# start of Entries shown
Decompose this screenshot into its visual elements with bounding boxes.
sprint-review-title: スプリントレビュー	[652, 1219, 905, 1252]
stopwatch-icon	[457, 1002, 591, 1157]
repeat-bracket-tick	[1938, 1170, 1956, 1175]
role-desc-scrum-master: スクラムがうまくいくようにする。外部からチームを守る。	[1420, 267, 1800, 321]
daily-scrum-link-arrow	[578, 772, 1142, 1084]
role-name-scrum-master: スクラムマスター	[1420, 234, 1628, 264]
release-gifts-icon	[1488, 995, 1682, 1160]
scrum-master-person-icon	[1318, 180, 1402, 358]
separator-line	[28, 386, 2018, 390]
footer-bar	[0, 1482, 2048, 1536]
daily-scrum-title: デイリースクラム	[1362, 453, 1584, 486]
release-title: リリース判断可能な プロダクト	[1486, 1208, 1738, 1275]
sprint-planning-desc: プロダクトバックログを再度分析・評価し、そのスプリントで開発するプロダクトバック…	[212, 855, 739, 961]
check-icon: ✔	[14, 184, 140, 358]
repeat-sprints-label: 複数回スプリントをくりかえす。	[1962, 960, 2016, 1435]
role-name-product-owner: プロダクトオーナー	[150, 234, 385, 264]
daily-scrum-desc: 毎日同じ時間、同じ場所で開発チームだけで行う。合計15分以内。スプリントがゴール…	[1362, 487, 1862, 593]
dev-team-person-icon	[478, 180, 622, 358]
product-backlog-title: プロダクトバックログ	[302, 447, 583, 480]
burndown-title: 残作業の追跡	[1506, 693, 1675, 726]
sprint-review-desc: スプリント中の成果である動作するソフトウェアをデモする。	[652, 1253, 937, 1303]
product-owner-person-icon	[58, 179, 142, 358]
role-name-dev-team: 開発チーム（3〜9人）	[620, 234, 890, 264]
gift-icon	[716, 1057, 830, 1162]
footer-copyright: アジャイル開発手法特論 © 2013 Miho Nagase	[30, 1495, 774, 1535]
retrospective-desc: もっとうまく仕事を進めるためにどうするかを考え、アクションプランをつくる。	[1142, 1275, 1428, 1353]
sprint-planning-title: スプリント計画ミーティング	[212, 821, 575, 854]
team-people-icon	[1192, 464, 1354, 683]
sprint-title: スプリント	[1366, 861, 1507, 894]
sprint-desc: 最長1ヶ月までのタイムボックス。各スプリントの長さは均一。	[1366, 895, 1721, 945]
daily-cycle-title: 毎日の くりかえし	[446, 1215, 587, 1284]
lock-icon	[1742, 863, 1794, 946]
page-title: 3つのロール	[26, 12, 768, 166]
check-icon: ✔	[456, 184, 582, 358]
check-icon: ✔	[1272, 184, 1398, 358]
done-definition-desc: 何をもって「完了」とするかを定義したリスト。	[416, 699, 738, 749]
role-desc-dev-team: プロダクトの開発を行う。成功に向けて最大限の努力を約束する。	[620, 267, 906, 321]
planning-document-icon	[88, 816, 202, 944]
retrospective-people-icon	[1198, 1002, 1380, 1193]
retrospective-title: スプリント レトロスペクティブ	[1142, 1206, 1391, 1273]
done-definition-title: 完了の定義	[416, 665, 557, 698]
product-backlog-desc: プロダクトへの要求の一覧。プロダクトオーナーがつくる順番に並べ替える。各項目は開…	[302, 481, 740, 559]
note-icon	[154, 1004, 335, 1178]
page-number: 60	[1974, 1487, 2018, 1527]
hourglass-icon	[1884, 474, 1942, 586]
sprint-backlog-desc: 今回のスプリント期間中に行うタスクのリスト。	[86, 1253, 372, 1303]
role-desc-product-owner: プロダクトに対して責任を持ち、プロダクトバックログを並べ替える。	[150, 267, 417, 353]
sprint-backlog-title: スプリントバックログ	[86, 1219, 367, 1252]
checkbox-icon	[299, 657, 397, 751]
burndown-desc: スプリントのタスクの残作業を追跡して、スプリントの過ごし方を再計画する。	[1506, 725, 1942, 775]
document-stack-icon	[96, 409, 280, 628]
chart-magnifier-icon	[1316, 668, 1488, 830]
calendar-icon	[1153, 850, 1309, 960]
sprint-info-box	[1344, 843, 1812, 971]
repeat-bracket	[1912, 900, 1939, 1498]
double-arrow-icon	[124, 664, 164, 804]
# end of Entries shown
Could you write out these items again with every "check-icon" changed to "checkmark-icon", leaving everything else untouched?

## Written answer:
Decompose this screenshot into its visual elements with bounding boxes.
sprint-review-title: スプリントレビュー	[652, 1219, 905, 1252]
stopwatch-icon	[457, 1002, 591, 1157]
repeat-bracket-tick	[1938, 1170, 1956, 1175]
role-desc-scrum-master: スクラムがうまくいくようにする。外部からチームを守る。	[1420, 267, 1800, 321]
daily-scrum-link-arrow	[578, 772, 1142, 1084]
role-name-scrum-master: スクラムマスター	[1420, 234, 1628, 264]
release-gifts-icon	[1488, 995, 1682, 1160]
scrum-master-person-icon	[1318, 180, 1402, 358]
separator-line	[28, 386, 2018, 390]
footer-bar	[0, 1482, 2048, 1536]
daily-scrum-title: デイリースクラム	[1362, 453, 1584, 486]
release-title: リリース判断可能な プロダクト	[1486, 1208, 1738, 1275]
sprint-planning-desc: プロダクトバックログを再度分析・評価し、そのスプリントで開発するプロダクトバック…	[212, 855, 739, 961]
checkmark-icon: ✔	[14, 184, 140, 358]
repeat-sprints-label: 複数回スプリントをくりかえす。	[1962, 960, 2016, 1435]
role-name-product-owner: プロダクトオーナー	[150, 234, 385, 264]
daily-scrum-desc: 毎日同じ時間、同じ場所で開発チームだけで行う。合計15分以内。スプリントがゴール…	[1362, 487, 1862, 593]
dev-team-person-icon	[478, 180, 622, 358]
product-backlog-title: プロダクトバックログ	[302, 447, 583, 480]
burndown-title: 残作業の追跡	[1506, 693, 1675, 726]
sprint-review-desc: スプリント中の成果である動作するソフトウェアをデモする。	[652, 1253, 937, 1303]
product-owner-person-icon	[58, 179, 142, 358]
role-name-dev-team: 開発チーム（3〜9人）	[620, 234, 890, 264]
gift-icon	[716, 1057, 830, 1162]
footer-copyright: アジャイル開発手法特論 © 2013 Miho Nagase	[30, 1495, 774, 1535]
retrospective-desc: もっとうまく仕事を進めるためにどうするかを考え、アクションプランをつくる。	[1142, 1275, 1428, 1353]
sprint-planning-title: スプリント計画ミーティング	[212, 821, 575, 854]
team-people-icon	[1192, 464, 1354, 683]
sprint-title: スプリント	[1366, 861, 1507, 894]
sprint-desc: 最長1ヶ月までのタイムボックス。各スプリントの長さは均一。	[1366, 895, 1721, 945]
daily-cycle-title: 毎日の くりかえし	[446, 1215, 587, 1284]
lock-icon	[1742, 863, 1794, 946]
page-title: 3つのロール	[26, 12, 768, 166]
checkmark-icon: ✔	[456, 184, 582, 358]
checkmark-icon: ✔	[1272, 184, 1398, 358]
done-definition-desc: 何をもって「完了」とするかを定義したリスト。	[416, 699, 738, 749]
role-desc-dev-team: プロダクトの開発を行う。成功に向けて最大限の努力を約束する。	[620, 267, 906, 321]
planning-document-icon	[88, 816, 202, 944]
retrospective-people-icon	[1198, 1002, 1380, 1193]
retrospective-title: スプリント レトロスペクティブ	[1142, 1206, 1391, 1273]
done-definition-title: 完了の定義	[416, 665, 557, 698]
product-backlog-desc: プロダクトへの要求の一覧。プロダクトオーナーがつくる順番に並べ替える。各項目は開…	[302, 481, 740, 559]
note-icon	[154, 1004, 335, 1178]
page-number: 60	[1974, 1487, 2018, 1527]
hourglass-icon	[1884, 474, 1942, 586]
sprint-backlog-desc: 今回のスプリント期間中に行うタスクのリスト。	[86, 1253, 372, 1303]
role-desc-product-owner: プロダクトに対して責任を持ち、プロダクトバックログを並べ替える。	[150, 267, 417, 353]
sprint-backlog-title: スプリントバックログ	[86, 1219, 367, 1252]
checkbox-icon	[299, 657, 397, 751]
burndown-desc: スプリントのタスクの残作業を追跡して、スプリントの過ごし方を再計画する。	[1506, 725, 1942, 775]
document-stack-icon	[96, 409, 280, 628]
chart-magnifier-icon	[1316, 668, 1488, 830]
calendar-icon	[1153, 850, 1309, 960]
sprint-info-box	[1344, 843, 1812, 971]
repeat-bracket	[1912, 900, 1939, 1498]
double-arrow-icon	[124, 664, 164, 804]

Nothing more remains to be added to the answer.